Starting at the first line and ending at the line that contains "floor-grid-line-y <box>326 1016", recast those lines as a numbered list, leaving out any blank lines and no other lines.

[Stored data entries]
..............................
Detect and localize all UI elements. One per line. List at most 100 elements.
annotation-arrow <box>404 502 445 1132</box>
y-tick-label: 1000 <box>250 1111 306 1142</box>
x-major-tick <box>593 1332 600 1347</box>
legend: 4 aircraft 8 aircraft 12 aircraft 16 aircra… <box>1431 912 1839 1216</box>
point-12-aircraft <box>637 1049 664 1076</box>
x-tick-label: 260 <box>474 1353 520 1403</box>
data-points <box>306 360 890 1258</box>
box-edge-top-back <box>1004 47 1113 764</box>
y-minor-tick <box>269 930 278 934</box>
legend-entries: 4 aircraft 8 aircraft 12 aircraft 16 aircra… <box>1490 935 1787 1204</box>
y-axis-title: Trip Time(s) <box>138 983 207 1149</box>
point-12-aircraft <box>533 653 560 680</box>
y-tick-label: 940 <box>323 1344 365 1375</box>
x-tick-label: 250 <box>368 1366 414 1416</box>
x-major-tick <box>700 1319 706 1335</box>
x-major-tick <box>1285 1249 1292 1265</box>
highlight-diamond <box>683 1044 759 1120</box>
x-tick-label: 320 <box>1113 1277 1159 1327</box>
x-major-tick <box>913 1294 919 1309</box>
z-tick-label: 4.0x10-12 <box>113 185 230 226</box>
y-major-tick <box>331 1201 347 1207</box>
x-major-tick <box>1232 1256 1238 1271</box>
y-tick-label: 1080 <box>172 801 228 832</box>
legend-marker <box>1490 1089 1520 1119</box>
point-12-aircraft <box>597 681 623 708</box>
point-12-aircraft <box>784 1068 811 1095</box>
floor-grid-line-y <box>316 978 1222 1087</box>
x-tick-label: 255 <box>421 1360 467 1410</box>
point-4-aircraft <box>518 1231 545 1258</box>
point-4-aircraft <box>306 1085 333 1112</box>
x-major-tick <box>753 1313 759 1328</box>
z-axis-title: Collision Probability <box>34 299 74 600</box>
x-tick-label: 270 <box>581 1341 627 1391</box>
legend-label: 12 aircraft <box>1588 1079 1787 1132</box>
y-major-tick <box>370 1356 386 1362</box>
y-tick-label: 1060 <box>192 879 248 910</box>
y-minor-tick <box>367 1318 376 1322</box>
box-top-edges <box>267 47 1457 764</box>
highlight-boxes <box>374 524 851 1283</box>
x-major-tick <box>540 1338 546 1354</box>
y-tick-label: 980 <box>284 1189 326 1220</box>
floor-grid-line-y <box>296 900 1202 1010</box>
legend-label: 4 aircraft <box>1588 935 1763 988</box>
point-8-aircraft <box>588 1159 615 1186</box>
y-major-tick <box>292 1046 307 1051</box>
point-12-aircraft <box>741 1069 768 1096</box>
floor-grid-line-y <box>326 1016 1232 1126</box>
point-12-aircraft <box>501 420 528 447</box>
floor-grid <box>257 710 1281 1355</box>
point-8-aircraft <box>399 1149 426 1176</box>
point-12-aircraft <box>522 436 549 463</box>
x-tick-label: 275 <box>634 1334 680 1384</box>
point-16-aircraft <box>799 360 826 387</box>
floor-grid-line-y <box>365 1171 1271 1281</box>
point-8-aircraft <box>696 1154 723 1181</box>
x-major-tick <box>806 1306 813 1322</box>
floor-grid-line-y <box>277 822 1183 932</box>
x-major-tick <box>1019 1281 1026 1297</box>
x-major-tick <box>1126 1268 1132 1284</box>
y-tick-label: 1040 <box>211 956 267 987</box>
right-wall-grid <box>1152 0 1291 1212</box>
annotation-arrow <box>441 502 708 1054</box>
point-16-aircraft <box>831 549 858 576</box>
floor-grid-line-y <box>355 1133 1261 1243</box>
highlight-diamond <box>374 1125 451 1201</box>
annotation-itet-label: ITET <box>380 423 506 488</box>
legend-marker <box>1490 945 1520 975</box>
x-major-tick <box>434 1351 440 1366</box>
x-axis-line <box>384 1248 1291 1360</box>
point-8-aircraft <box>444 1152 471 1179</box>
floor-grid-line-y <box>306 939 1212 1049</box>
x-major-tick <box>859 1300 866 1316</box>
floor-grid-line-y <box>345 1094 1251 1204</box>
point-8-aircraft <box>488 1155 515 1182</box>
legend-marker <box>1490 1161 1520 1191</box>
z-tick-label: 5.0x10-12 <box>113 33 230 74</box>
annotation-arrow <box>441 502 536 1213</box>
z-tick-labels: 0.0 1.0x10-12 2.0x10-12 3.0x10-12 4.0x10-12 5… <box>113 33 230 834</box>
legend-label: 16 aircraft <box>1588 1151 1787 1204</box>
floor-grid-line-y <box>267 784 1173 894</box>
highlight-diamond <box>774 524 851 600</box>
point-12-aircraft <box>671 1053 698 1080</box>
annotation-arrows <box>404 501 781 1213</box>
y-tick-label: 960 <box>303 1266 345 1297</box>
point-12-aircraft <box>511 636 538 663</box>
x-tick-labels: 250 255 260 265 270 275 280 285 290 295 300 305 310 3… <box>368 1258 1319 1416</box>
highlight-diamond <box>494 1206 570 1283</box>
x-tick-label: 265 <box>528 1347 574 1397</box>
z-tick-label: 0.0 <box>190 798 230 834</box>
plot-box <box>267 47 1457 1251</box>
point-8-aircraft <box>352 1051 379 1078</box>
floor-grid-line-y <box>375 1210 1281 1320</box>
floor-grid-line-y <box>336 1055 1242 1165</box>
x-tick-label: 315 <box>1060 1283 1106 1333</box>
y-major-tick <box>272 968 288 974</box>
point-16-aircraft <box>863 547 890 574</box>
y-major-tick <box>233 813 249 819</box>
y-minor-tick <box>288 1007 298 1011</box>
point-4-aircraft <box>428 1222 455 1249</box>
..............................
* **WRITTEN RESPONSE**:
1. Detect and localize all UI elements. One per line. List at most 100 elements.
2. annotation-arrow <box>404 502 445 1132</box>
3. y-tick-label: 1000 <box>250 1111 306 1142</box>
4. x-major-tick <box>593 1332 600 1347</box>
5. legend: 4 aircraft 8 aircraft 12 aircraft 16 aircra… <box>1431 912 1839 1216</box>
6. point-12-aircraft <box>637 1049 664 1076</box>
7. x-tick-label: 260 <box>474 1353 520 1403</box>
8. data-points <box>306 360 890 1258</box>
9. box-edge-top-back <box>1004 47 1113 764</box>
10. y-minor-tick <box>269 930 278 934</box>
11. legend-entries: 4 aircraft 8 aircraft 12 aircraft 16 aircra… <box>1490 935 1787 1204</box>
12. y-axis-title: Trip Time(s) <box>138 983 207 1149</box>
13. point-12-aircraft <box>533 653 560 680</box>
14. y-tick-label: 940 <box>323 1344 365 1375</box>
15. x-tick-label: 250 <box>368 1366 414 1416</box>
16. x-major-tick <box>700 1319 706 1335</box>
17. x-major-tick <box>1285 1249 1292 1265</box>
18. highlight-diamond <box>683 1044 759 1120</box>
19. x-tick-label: 320 <box>1113 1277 1159 1327</box>
20. x-major-tick <box>913 1294 919 1309</box>
21. z-tick-label: 4.0x10-12 <box>113 185 230 226</box>
22. y-major-tick <box>331 1201 347 1207</box>
23. x-major-tick <box>1232 1256 1238 1271</box>
24. y-tick-label: 1080 <box>172 801 228 832</box>
25. legend-marker <box>1490 1089 1520 1119</box>
26. point-12-aircraft <box>597 681 623 708</box>
27. point-12-aircraft <box>784 1068 811 1095</box>
28. floor-grid-line-y <box>316 978 1222 1087</box>
29. x-tick-label: 255 <box>421 1360 467 1410</box>
30. point-4-aircraft <box>518 1231 545 1258</box>
31. point-4-aircraft <box>306 1085 333 1112</box>
32. x-major-tick <box>753 1313 759 1328</box>
33. z-axis-title: Collision Probability <box>34 299 74 600</box>
34. x-tick-label: 270 <box>581 1341 627 1391</box>
35. legend-label: 12 aircraft <box>1588 1079 1787 1132</box>
36. y-major-tick <box>370 1356 386 1362</box>
37. y-tick-label: 1060 <box>192 879 248 910</box>
38. y-minor-tick <box>367 1318 376 1322</box>
39. box-top-edges <box>267 47 1457 764</box>
40. highlight-boxes <box>374 524 851 1283</box>
41. x-major-tick <box>540 1338 546 1354</box>
42. y-tick-label: 980 <box>284 1189 326 1220</box>
43. floor-grid-line-y <box>296 900 1202 1010</box>
44. legend-label: 4 aircraft <box>1588 935 1763 988</box>
45. point-8-aircraft <box>588 1159 615 1186</box>
46. y-major-tick <box>292 1046 307 1051</box>
47. point-12-aircraft <box>741 1069 768 1096</box>
48. floor-grid-line-y <box>326 1016 1232 1126</box>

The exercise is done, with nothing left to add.